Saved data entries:
:::

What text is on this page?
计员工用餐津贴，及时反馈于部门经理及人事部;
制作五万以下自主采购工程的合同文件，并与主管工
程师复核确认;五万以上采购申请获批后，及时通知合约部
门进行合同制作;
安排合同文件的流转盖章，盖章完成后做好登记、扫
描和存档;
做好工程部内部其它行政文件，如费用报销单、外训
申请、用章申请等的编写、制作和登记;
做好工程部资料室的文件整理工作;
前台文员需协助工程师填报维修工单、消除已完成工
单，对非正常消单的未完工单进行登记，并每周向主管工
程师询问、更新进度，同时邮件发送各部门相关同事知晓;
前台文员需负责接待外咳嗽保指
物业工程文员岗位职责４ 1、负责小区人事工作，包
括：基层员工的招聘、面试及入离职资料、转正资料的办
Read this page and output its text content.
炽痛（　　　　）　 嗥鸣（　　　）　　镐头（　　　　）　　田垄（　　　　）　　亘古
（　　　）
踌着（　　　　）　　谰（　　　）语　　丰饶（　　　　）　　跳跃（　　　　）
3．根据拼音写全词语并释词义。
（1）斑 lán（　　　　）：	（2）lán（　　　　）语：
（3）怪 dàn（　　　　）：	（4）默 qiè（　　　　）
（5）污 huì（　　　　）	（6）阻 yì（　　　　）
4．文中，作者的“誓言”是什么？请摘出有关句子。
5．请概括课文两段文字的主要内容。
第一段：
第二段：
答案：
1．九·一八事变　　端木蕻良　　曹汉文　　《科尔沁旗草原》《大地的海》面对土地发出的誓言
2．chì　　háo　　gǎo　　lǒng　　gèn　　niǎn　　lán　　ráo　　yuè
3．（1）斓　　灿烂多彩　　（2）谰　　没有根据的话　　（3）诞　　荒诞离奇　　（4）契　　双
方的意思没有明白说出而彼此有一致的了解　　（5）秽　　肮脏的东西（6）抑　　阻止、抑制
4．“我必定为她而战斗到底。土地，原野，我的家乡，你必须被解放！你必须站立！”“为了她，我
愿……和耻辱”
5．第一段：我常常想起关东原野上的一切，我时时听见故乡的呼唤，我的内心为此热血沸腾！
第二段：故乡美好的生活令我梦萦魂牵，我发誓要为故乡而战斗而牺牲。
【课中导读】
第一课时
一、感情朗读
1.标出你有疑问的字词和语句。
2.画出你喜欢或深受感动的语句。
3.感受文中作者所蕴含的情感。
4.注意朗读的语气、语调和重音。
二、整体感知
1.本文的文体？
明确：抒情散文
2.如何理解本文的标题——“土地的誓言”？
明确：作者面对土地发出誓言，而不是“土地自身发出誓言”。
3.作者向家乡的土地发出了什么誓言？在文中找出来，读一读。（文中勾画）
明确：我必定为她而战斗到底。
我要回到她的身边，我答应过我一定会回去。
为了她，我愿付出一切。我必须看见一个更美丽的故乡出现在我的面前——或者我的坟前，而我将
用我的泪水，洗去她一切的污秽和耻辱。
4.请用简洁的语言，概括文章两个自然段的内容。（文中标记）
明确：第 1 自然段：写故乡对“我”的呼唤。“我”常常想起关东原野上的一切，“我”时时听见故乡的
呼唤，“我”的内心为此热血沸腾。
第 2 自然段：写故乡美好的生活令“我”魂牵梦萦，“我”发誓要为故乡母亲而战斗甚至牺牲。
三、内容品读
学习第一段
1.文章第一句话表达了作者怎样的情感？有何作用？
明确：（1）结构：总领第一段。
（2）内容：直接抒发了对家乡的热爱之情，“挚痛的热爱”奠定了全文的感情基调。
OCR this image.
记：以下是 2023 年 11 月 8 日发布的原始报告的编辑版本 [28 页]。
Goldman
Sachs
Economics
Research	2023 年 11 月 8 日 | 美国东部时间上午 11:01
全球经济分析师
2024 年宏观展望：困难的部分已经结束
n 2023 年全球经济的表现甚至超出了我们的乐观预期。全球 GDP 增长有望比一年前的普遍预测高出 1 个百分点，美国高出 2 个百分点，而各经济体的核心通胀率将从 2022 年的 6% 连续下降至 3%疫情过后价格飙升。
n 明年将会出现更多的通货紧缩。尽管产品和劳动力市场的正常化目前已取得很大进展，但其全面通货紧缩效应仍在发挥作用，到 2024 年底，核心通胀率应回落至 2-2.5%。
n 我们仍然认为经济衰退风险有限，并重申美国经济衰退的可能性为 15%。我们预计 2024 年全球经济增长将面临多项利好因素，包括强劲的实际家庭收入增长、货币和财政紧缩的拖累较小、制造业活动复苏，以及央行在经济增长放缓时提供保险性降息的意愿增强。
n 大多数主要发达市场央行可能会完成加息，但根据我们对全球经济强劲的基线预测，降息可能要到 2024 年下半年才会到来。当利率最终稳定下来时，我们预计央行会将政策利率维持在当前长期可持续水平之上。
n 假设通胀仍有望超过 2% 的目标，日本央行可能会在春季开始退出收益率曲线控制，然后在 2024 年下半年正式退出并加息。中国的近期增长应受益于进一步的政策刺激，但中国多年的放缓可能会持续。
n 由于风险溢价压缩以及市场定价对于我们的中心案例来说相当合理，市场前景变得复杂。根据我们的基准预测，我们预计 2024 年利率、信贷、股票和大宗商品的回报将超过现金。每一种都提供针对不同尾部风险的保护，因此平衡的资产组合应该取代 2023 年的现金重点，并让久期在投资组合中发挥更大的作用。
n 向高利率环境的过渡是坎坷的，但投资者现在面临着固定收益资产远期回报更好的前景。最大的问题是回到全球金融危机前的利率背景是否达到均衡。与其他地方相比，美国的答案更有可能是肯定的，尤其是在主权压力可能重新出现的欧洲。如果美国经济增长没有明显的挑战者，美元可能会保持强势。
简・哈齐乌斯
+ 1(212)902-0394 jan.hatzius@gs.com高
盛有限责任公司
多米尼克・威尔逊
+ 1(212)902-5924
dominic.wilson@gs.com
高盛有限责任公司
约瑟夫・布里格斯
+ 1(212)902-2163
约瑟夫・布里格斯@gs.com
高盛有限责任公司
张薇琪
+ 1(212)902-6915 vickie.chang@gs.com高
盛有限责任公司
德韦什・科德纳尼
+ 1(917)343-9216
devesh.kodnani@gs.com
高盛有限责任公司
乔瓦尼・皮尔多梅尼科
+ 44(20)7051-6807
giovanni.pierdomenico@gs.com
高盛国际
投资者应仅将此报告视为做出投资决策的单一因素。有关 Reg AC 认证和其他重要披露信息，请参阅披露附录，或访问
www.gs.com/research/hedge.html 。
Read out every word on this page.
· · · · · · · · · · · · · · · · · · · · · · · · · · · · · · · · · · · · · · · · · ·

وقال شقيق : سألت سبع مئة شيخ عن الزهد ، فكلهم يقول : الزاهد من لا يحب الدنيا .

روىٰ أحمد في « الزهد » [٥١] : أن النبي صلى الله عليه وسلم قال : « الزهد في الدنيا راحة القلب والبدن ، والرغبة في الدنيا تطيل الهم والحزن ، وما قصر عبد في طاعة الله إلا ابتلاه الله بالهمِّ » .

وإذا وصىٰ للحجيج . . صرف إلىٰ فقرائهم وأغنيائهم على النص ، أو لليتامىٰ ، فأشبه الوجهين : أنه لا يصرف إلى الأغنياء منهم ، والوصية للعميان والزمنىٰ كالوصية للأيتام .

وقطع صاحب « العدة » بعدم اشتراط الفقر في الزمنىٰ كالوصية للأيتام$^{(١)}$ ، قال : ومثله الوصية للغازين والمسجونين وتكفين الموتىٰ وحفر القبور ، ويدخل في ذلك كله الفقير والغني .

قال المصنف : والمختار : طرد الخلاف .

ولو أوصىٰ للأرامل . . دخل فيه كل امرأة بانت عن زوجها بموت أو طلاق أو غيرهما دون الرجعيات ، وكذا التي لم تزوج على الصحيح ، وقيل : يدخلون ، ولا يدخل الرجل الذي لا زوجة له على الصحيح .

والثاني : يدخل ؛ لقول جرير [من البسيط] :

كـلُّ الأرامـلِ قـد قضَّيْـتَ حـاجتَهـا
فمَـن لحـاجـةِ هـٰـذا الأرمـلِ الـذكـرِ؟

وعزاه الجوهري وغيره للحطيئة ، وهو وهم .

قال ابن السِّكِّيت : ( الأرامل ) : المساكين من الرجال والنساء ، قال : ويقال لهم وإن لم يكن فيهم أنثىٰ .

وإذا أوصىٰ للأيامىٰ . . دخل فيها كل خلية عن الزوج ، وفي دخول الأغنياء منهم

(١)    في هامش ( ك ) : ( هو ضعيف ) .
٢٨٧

:::

WHAT TO WORK ON: Find every line that holds "وإذا" and copy it.

ANSWER:
وإذا وصىٰ للحجيج . . صرف إلىٰ فقرائهم وأغنيائهم على النص ، أو لليتامىٰ ، فأشبه الوجهين : أنه لا يصرف إلى الأغنياء منهم ، والوصية للعميان والزمنىٰ كالوصية للأيتام .
وإذا أوصىٰ للأيامىٰ . . دخل فيها كل خلية عن الزوج ، وفي دخول الأغنياء منهم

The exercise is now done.